## EXTRACTED RECORDS
▽

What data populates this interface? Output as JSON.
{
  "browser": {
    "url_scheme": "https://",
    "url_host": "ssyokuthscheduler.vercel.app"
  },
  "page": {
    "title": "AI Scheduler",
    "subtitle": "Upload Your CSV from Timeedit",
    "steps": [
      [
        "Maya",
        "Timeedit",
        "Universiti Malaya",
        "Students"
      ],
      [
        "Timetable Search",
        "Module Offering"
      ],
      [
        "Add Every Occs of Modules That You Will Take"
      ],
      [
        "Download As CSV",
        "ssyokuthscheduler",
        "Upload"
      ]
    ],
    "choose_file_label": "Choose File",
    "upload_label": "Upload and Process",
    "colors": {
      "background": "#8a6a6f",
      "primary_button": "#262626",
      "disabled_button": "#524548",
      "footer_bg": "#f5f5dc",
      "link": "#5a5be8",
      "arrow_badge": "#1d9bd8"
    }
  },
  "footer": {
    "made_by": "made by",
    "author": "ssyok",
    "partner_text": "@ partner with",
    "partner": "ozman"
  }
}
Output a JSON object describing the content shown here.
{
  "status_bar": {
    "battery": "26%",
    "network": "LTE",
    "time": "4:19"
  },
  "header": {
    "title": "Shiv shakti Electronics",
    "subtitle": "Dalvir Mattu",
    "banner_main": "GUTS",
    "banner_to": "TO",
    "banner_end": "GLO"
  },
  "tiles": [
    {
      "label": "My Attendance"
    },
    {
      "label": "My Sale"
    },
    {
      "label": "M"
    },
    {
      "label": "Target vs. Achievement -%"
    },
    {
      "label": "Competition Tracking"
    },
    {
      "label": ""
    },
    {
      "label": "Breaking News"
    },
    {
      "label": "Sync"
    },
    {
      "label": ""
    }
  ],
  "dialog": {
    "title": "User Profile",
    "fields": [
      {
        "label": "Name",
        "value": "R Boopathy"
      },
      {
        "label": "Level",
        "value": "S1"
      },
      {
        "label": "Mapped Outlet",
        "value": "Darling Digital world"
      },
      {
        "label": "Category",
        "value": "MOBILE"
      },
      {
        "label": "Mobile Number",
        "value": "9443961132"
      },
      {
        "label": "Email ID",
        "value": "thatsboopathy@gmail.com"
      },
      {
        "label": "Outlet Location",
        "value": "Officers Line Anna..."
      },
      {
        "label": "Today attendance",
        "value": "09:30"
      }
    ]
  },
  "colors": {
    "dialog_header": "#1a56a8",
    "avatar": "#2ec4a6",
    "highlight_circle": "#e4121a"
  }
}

△

## EXERCISE
Quote the line that contains "Output a JSON" and each line after it through the end of the data, exactly, leaving out everything else.

## WRITTEN RESPONSE
Output a JSON object describing the content shown here.
{
  "status_bar": {
    "battery": "26%",
    "network": "LTE",
    "time": "4:19"
  },
  "header": {
    "title": "Shiv shakti Electronics",
    "subtitle": "Dalvir Mattu",
    "banner_main": "GUTS",
    "banner_to": "TO",
    "banner_end": "GLO"
  },
  "tiles": [
    {
      "label": "My Attendance"
    },
    {
      "label": "My Sale"
    },
    {
      "label": "M"
    },
    {
      "label": "Target vs. Achievement -%"
    },
    {
      "label": "Competition Tracking"
    },
    {
      "label": ""
    },
    {
      "label": "Breaking News"
    },
    {
      "label": "Sync"
    },
    {
      "label": ""
    }
  ],
  "dialog": {
    "title": "User Profile",
    "fields": [
      {
        "label": "Name",
        "value": "R Boopathy"
      },
      {
        "label": "Level",
        "value": "S1"
      },
      {
        "label": "Mapped Outlet",
        "value": "Darling Digital world"
      },
      {
        "label": "Category",
        "value": "MOBILE"
      },
      {
        "label": "Mobile Number",
        "value": "9443961132"
      },
      {
        "label": "Email ID",
        "value": "thatsboopathy@gmail.com"
      },
      {
        "label": "Outlet Location",
        "value": "Officers Line Anna..."
      },
      {
        "label": "Today attendance",
        "value": "09:30"
      }
    ]
  },
  "colors": {
    "dialog_header": "#1a56a8",
    "avatar": "#2ec4a6",
    "highlight_circle": "#e4121a"
  }
}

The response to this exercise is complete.